— Goal of the exercise —
From the listing below, pull out the lines that hold "icon".

[Records contained in a dataset]
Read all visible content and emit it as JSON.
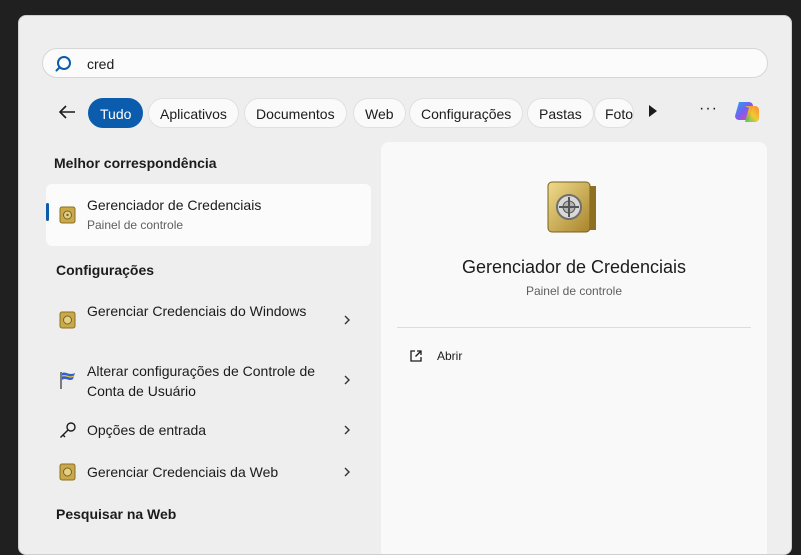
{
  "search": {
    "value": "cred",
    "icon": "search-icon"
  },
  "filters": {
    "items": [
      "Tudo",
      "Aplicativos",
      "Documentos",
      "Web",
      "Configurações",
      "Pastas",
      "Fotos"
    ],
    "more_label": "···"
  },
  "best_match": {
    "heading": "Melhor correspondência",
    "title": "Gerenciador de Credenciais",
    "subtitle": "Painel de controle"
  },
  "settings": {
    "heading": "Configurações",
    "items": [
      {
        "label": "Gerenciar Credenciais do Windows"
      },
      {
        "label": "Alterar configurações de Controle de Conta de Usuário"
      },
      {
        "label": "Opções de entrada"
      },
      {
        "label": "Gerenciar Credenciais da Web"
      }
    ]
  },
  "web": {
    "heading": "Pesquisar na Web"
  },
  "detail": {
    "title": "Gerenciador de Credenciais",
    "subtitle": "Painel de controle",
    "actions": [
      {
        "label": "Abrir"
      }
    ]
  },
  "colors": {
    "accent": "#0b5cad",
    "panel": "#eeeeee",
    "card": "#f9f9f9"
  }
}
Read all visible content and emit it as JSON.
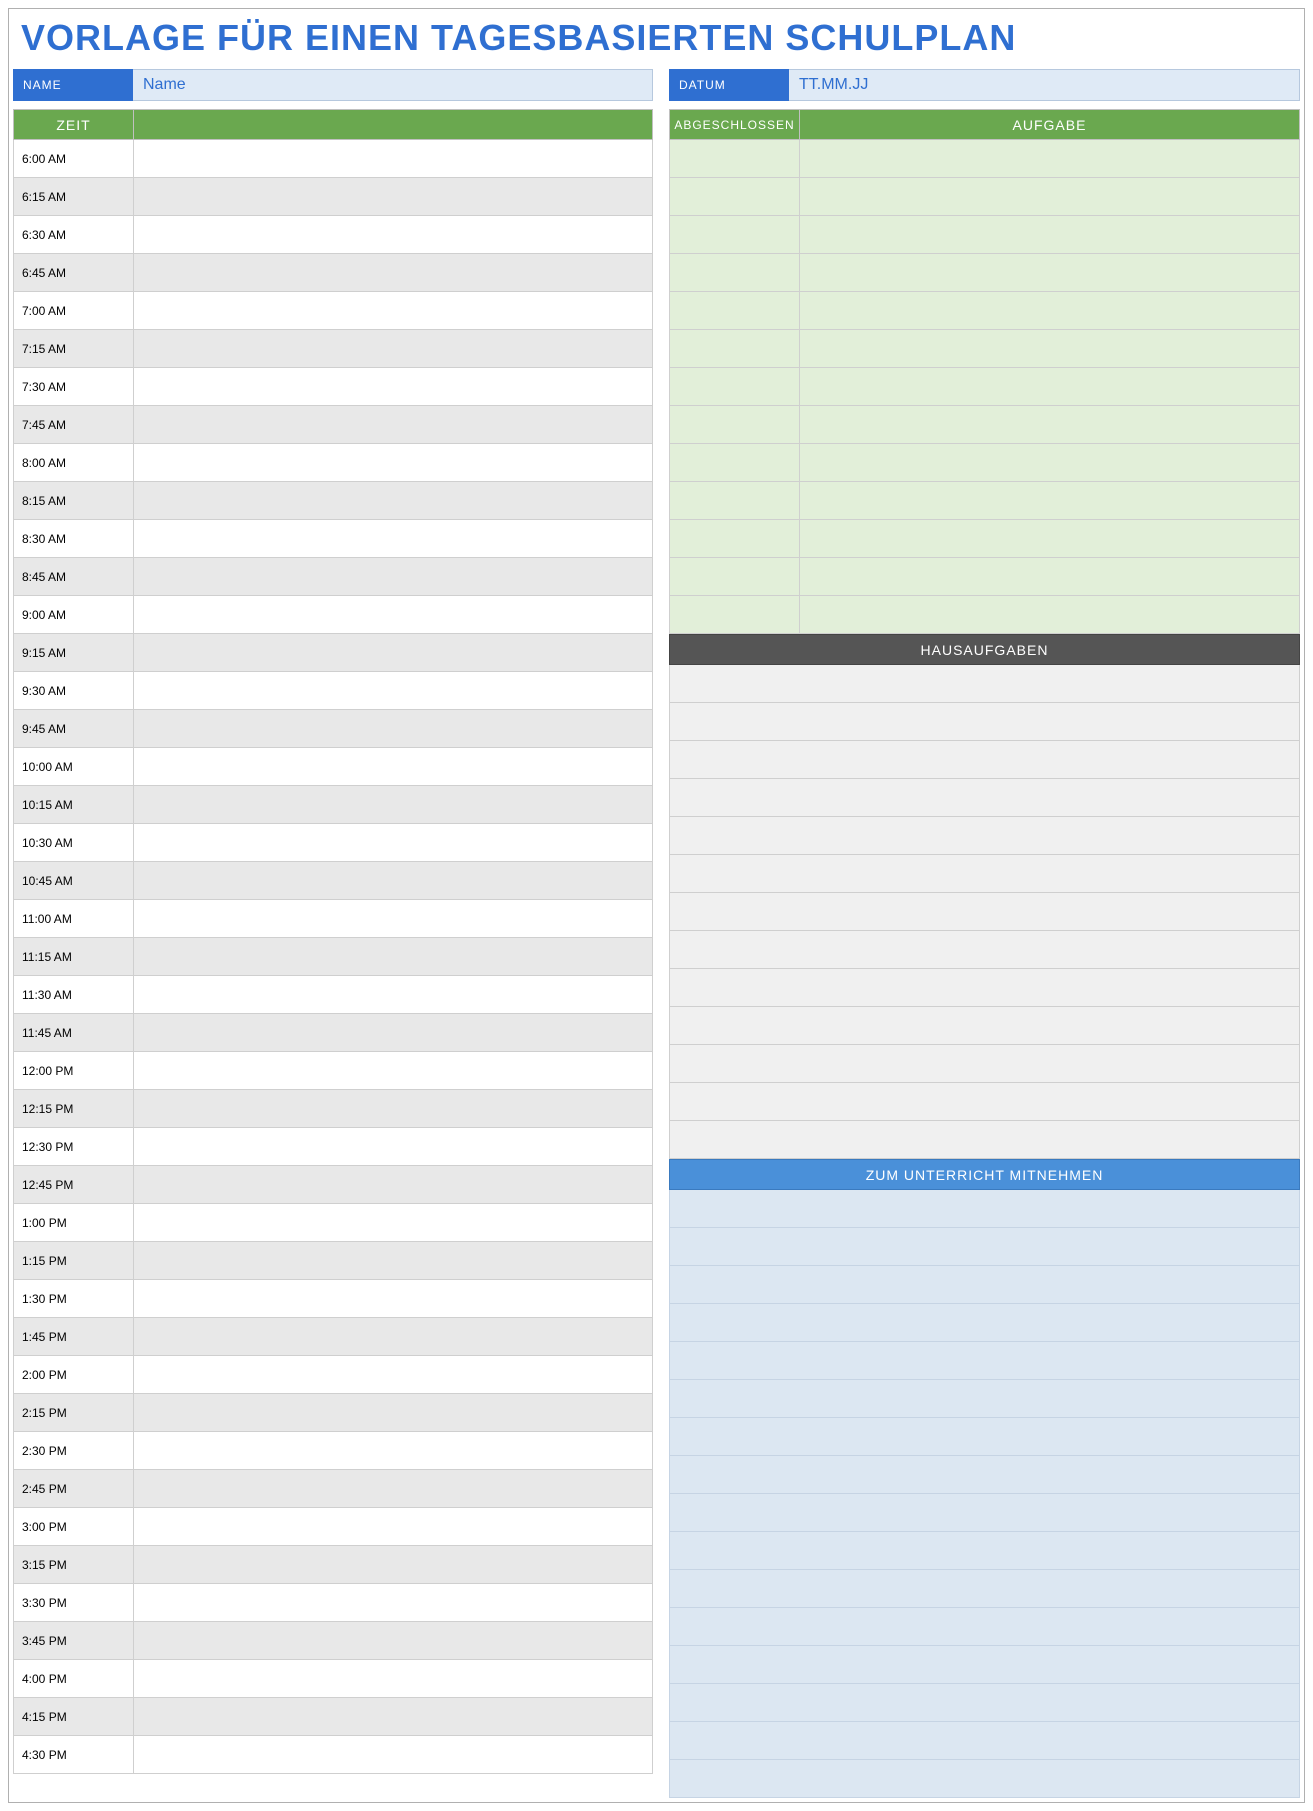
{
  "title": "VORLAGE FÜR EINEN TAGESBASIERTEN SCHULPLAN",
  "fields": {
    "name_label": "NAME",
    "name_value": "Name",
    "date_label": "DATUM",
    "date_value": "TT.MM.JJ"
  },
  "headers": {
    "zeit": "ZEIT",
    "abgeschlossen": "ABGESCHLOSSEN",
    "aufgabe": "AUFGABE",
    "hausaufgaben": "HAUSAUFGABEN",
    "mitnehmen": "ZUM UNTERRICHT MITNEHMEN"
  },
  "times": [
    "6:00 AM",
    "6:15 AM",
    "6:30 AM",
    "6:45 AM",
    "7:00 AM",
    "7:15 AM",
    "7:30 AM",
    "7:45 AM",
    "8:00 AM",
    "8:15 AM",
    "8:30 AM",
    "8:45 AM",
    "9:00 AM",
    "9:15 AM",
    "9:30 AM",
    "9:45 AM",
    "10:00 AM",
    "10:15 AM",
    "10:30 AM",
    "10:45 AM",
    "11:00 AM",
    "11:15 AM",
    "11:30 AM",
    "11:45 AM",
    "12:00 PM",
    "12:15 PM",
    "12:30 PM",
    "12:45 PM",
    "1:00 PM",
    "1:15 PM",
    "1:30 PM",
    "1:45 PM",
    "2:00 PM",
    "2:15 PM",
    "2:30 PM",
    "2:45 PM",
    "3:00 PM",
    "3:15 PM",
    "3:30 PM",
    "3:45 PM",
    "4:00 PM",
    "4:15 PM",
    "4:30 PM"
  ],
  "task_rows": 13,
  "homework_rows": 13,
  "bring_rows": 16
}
* * *
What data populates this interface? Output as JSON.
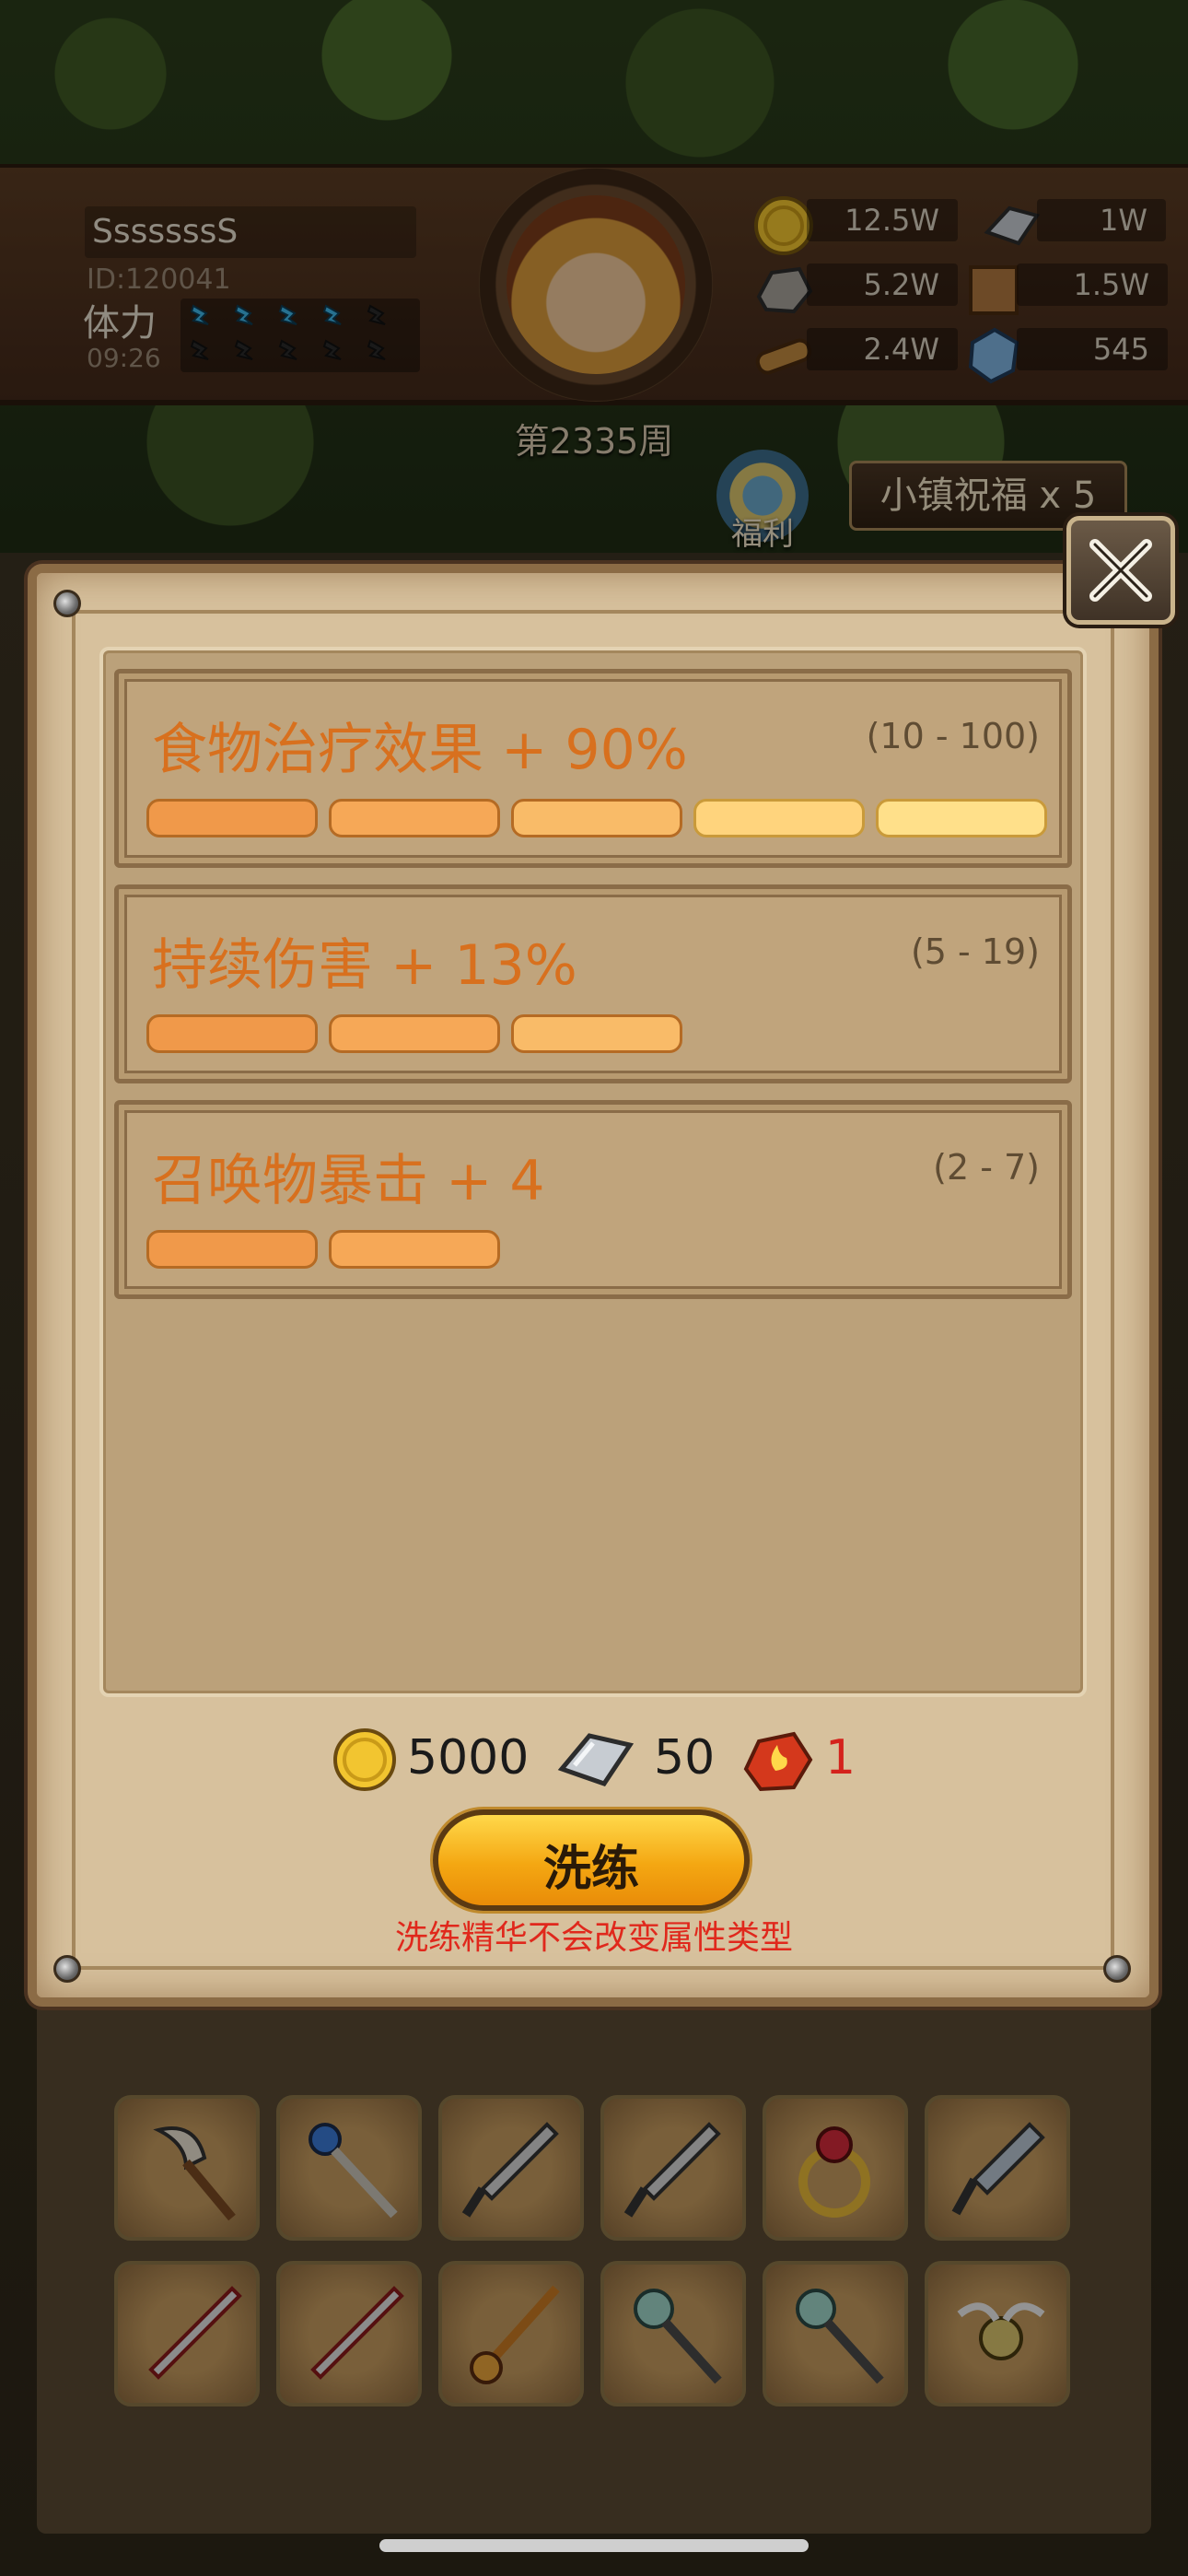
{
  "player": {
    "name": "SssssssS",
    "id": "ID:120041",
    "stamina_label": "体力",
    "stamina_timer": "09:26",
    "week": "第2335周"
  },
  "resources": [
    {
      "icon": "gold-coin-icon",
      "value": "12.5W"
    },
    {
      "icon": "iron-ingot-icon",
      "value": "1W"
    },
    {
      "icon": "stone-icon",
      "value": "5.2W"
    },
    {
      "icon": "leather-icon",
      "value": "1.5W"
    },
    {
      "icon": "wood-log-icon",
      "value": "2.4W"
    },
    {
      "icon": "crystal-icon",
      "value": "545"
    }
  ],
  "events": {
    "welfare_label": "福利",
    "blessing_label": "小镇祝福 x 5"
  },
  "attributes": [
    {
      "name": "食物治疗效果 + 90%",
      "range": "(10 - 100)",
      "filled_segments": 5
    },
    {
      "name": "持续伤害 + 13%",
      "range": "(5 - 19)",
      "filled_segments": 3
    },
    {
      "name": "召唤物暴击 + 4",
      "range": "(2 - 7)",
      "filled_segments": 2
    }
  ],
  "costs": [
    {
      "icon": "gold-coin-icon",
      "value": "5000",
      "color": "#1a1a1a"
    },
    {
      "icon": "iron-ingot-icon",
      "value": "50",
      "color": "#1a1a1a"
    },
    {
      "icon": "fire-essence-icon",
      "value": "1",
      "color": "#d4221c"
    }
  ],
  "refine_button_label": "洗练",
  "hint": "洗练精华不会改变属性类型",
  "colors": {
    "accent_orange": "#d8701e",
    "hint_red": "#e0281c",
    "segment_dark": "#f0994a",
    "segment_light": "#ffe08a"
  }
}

— Task solution —
    "icon": "search-icon"
      "icon": "gold-coin-icon",
      "icon": "iron-ingot-icon",
      "icon": "stone-icon",
      "icon": "leather-icon",
      "icon": "wood-log-icon",
      "icon": "crystal-icon",
      "icon": "gold-coin-icon",
      "icon": "iron-ingot-icon",
      "icon": "fire-essence-icon",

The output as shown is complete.